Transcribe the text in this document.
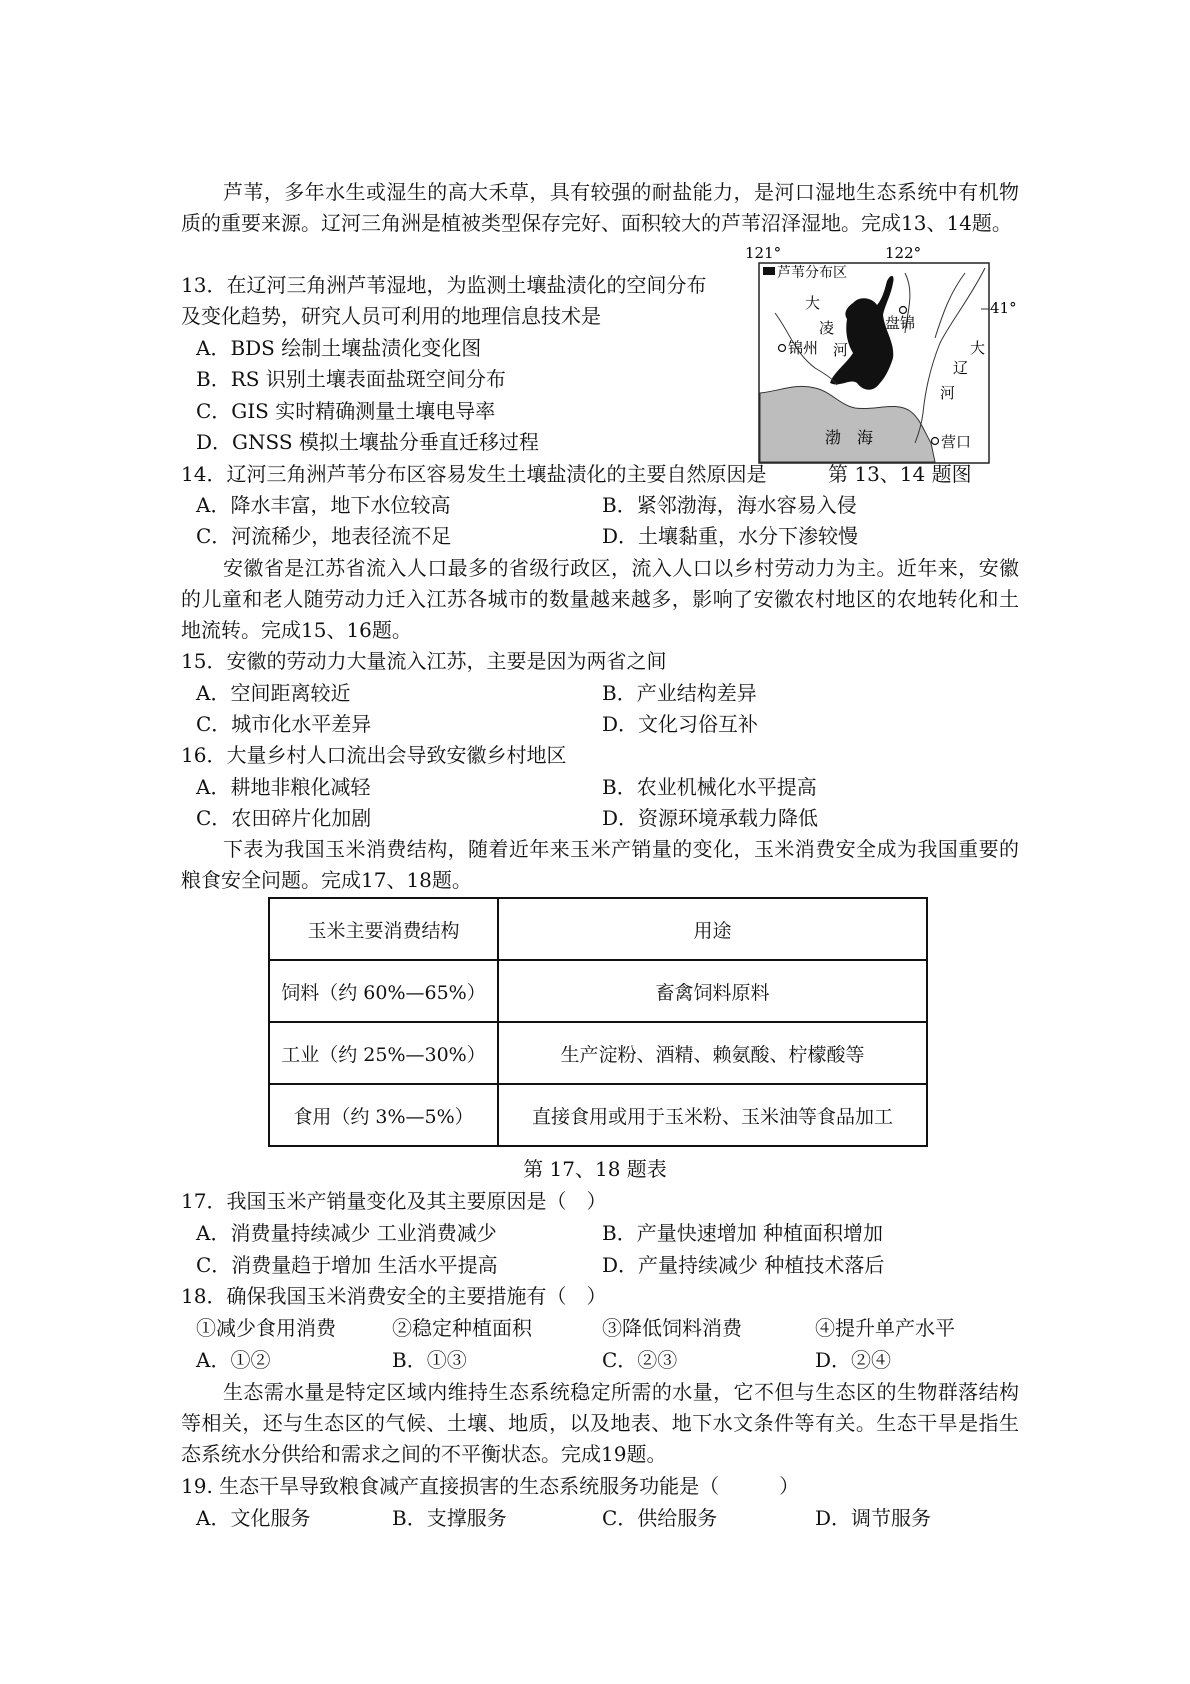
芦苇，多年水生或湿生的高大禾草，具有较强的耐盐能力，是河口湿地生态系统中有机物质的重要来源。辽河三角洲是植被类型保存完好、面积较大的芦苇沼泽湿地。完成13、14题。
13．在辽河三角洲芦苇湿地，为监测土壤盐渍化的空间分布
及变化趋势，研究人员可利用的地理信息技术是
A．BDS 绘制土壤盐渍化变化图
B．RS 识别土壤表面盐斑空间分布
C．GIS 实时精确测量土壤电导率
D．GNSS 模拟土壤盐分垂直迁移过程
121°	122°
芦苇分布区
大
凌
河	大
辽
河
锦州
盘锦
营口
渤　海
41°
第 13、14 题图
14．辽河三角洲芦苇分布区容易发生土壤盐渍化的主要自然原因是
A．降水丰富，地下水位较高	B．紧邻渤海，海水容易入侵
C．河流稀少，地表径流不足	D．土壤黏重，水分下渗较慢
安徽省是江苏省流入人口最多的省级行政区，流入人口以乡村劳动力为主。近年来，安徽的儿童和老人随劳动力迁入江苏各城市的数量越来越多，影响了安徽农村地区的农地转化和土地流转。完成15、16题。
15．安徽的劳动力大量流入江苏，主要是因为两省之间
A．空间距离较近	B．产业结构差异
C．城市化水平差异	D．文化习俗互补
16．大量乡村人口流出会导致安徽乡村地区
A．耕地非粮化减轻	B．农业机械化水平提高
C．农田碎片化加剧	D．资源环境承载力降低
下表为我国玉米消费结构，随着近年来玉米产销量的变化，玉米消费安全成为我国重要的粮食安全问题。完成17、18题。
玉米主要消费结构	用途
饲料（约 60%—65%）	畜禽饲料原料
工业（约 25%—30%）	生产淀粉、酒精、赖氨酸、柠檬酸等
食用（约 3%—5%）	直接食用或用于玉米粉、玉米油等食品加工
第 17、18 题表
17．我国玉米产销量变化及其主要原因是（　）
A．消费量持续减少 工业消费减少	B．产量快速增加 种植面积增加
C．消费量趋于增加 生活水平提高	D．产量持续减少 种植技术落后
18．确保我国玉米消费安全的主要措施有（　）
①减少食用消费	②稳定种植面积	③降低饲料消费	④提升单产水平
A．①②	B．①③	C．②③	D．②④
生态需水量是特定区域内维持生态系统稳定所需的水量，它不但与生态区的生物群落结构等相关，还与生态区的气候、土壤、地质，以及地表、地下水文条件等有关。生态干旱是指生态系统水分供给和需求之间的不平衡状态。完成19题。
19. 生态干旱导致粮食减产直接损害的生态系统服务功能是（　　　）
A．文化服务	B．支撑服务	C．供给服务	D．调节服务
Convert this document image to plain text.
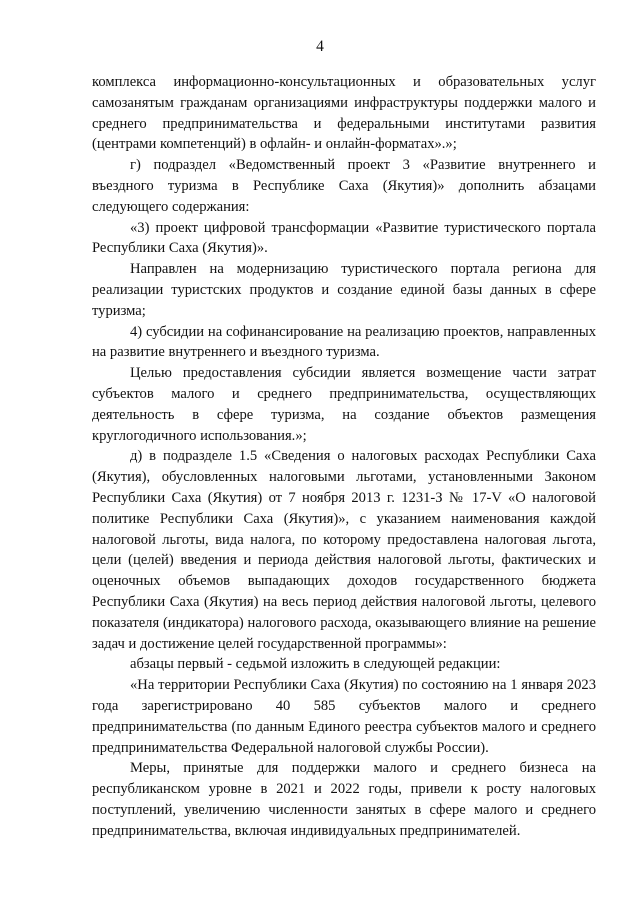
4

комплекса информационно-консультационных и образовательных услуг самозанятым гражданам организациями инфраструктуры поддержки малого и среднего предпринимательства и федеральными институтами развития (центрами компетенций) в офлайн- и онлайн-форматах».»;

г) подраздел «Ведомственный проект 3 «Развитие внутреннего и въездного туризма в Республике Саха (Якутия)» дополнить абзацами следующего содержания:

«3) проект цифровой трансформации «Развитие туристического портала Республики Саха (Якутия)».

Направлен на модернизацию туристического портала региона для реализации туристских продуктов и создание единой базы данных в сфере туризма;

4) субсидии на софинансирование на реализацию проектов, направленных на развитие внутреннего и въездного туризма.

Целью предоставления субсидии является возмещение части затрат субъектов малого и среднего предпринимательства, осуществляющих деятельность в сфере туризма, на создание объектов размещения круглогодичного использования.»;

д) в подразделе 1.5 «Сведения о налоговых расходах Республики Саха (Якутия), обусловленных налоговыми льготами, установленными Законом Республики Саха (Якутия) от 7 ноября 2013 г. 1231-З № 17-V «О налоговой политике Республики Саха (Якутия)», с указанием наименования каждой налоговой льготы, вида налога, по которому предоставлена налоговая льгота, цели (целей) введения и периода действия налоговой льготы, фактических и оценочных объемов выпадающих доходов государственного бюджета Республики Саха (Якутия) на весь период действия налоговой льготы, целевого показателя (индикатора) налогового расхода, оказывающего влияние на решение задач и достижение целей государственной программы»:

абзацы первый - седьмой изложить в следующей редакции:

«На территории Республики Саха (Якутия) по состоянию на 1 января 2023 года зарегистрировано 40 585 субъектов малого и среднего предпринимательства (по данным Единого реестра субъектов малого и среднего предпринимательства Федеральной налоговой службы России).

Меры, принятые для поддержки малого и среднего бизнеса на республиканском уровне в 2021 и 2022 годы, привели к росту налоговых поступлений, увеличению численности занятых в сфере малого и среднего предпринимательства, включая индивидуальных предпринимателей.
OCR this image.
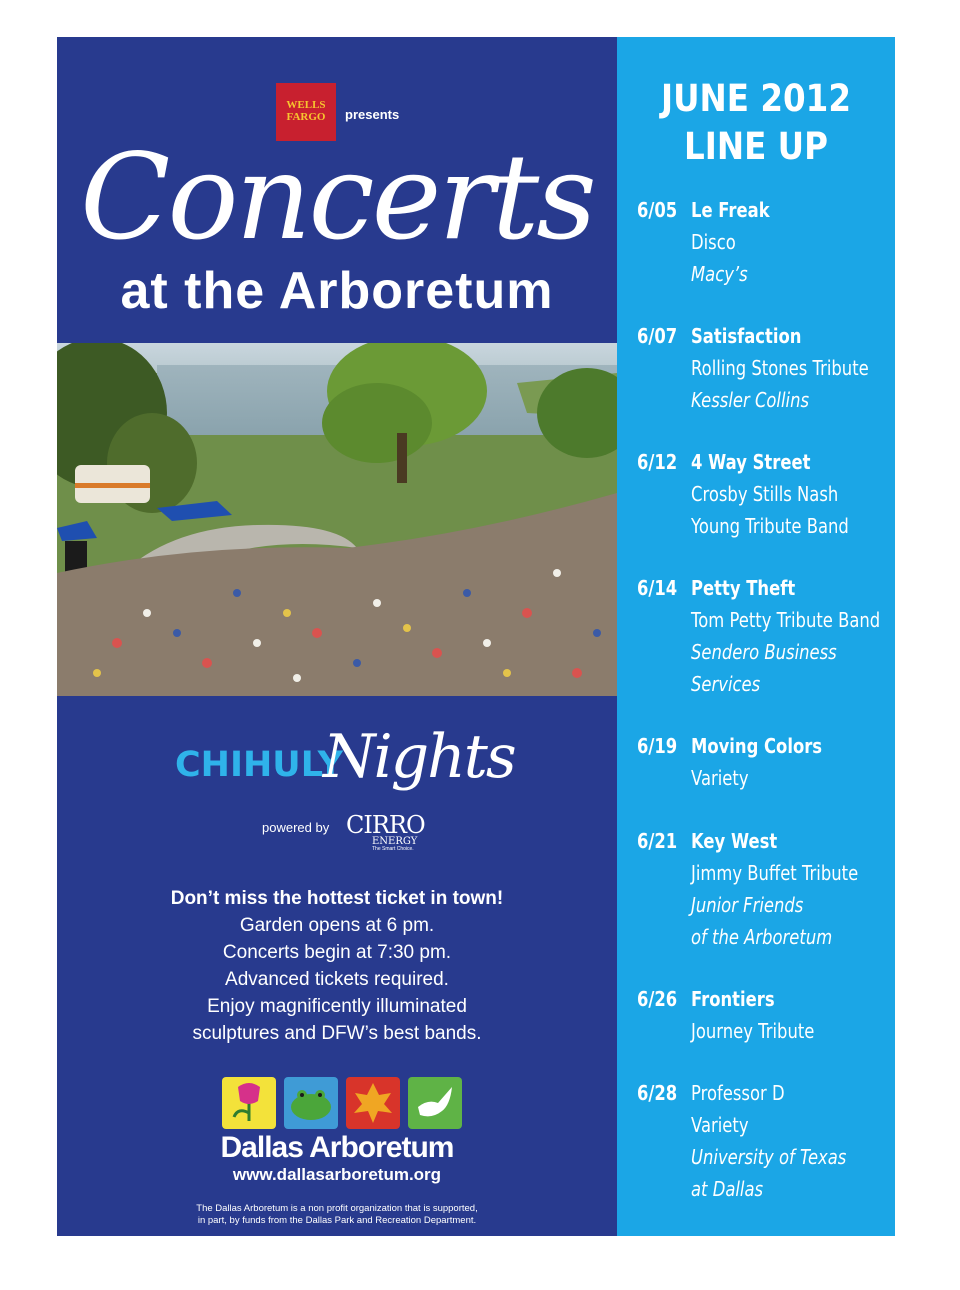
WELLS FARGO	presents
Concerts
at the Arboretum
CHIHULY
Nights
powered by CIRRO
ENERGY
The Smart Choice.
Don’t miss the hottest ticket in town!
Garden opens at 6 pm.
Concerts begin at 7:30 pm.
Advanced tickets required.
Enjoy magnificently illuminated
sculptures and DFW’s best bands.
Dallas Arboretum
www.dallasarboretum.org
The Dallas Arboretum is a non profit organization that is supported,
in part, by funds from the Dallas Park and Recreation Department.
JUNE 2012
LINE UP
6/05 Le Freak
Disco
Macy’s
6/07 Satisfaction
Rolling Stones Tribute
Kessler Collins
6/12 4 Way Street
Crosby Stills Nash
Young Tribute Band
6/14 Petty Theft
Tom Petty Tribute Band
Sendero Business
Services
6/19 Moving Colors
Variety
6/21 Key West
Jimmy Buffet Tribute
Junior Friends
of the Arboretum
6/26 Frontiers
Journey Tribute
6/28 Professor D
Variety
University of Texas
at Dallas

## What is required
Give the entries again word for word, but skip the pictures.

## Complete response
Transcribe the text in this document.
芦苇，多年水生或湿生的高大禾草，具有较强的耐盐能力，是河口湿地生态系统中有机物质的重要来源。辽河三角洲是植被类型保存完好、面积较大的芦苇沼泽湿地。完成13、14题。
13．在辽河三角洲芦苇湿地，为监测土壤盐渍化的空间分布
及变化趋势，研究人员可利用的地理信息技术是
A．BDS 绘制土壤盐渍化变化图
B．RS 识别土壤表面盐斑空间分布
C．GIS 实时精确测量土壤电导率
D．GNSS 模拟土壤盐分垂直迁移过程
121°	122°
芦苇分布区
大
凌
河	大
辽
河
锦州
盘锦
营口
渤　海
41°
第 13、14 题图
14．辽河三角洲芦苇分布区容易发生土壤盐渍化的主要自然原因是
A．降水丰富，地下水位较高	B．紧邻渤海，海水容易入侵
C．河流稀少，地表径流不足	D．土壤黏重，水分下渗较慢
安徽省是江苏省流入人口最多的省级行政区，流入人口以乡村劳动力为主。近年来，安徽的儿童和老人随劳动力迁入江苏各城市的数量越来越多，影响了安徽农村地区的农地转化和土地流转。完成15、16题。
15．安徽的劳动力大量流入江苏，主要是因为两省之间
A．空间距离较近	B．产业结构差异
C．城市化水平差异	D．文化习俗互补
16．大量乡村人口流出会导致安徽乡村地区
A．耕地非粮化减轻	B．农业机械化水平提高
C．农田碎片化加剧	D．资源环境承载力降低
下表为我国玉米消费结构，随着近年来玉米产销量的变化，玉米消费安全成为我国重要的粮食安全问题。完成17、18题。
玉米主要消费结构	用途
饲料（约 60%—65%）	畜禽饲料原料
工业（约 25%—30%）	生产淀粉、酒精、赖氨酸、柠檬酸等
食用（约 3%—5%）	直接食用或用于玉米粉、玉米油等食品加工
第 17、18 题表
17．我国玉米产销量变化及其主要原因是（　）
A．消费量持续减少 工业消费减少	B．产量快速增加 种植面积增加
C．消费量趋于增加 生活水平提高	D．产量持续减少 种植技术落后
18．确保我国玉米消费安全的主要措施有（　）
①减少食用消费	②稳定种植面积	③降低饲料消费	④提升单产水平
A．①②	B．①③	C．②③	D．②④
生态需水量是特定区域内维持生态系统稳定所需的水量，它不但与生态区的生物群落结构等相关，还与生态区的气候、土壤、地质，以及地表、地下水文条件等有关。生态干旱是指生态系统水分供给和需求之间的不平衡状态。完成19题。
19. 生态干旱导致粮食减产直接损害的生态系统服务功能是（　　　）
A．文化服务	B．支撑服务	C．供给服务	D．调节服务
Convert this document image to plain text.
4

комплекса информационно-консультационных и образовательных услуг самозанятым гражданам организациями инфраструктуры поддержки малого и среднего предпринимательства и федеральными институтами развития (центрами компетенций) в офлайн- и онлайн-форматах».»;

г) подраздел «Ведомственный проект 3 «Развитие внутреннего и въездного туризма в Республике Саха (Якутия)» дополнить абзацами следующего содержания:

«3) проект цифровой трансформации «Развитие туристического портала Республики Саха (Якутия)».

Направлен на модернизацию туристического портала региона для реализации туристских продуктов и создание единой базы данных в сфере туризма;

4) субсидии на софинансирование на реализацию проектов, направленных на развитие внутреннего и въездного туризма.

Целью предоставления субсидии является возмещение части затрат субъектов малого и среднего предпринимательства, осуществляющих деятельность в сфере туризма, на создание объектов размещения круглогодичного использования.»;

д) в подразделе 1.5 «Сведения о налоговых расходах Республики Саха (Якутия), обусловленных налоговыми льготами, установленными Законом Республики Саха (Якутия) от 7 ноября 2013 г. 1231-З № 17-V «О налоговой политике Республики Саха (Якутия)», с указанием наименования каждой налоговой льготы, вида налога, по которому предоставлена налоговая льгота, цели (целей) введения и периода действия налоговой льготы, фактических и оценочных объемов выпадающих доходов государственного бюджета Республики Саха (Якутия) на весь период действия налоговой льготы, целевого показателя (индикатора) налогового расхода, оказывающего влияние на решение задач и достижение целей государственной программы»:

абзацы первый - седьмой изложить в следующей редакции:

«На территории Республики Саха (Якутия) по состоянию на 1 января 2023 года зарегистрировано 40 585 субъектов малого и среднего предпринимательства (по данным Единого реестра субъектов малого и среднего предпринимательства Федеральной налоговой службы России).

Меры, принятые для поддержки малого и среднего бизнеса на республиканском уровне в 2021 и 2022 годы, привели к росту налоговых поступлений, увеличению численности занятых в сфере малого и среднего предпринимательства, включая индивидуальных предпринимателей.
OCR this image.
WELLS FARGO	presents
Concerts
at the Arboretum
CHIHULY
Nights
powered by CIRRO
ENERGY
The Smart Choice.
Don’t miss the hottest ticket in town!
Garden opens at 6 pm.
Concerts begin at 7:30 pm.
Advanced tickets required.
Enjoy magnificently illuminated
sculptures and DFW’s best bands.
Dallas Arboretum
www.dallasarboretum.org
The Dallas Arboretum is a non profit organization that is supported,
in part, by funds from the Dallas Park and Recreation Department.
JUNE 2012
LINE UP
6/05 Le Freak
Disco
Macy’s
6/07 Satisfaction
Rolling Stones Tribute
Kessler Collins
6/12 4 Way Street
Crosby Stills Nash
Young Tribute Band
6/14 Petty Theft
Tom Petty Tribute Band
Sendero Business
Services
6/19 Moving Colors
Variety
6/21 Key West
Jimmy Buffet Tribute
Junior Friends
of the Arboretum
6/26 Frontiers
Journey Tribute
6/28 Professor D
Variety
University of Texas
at Dallas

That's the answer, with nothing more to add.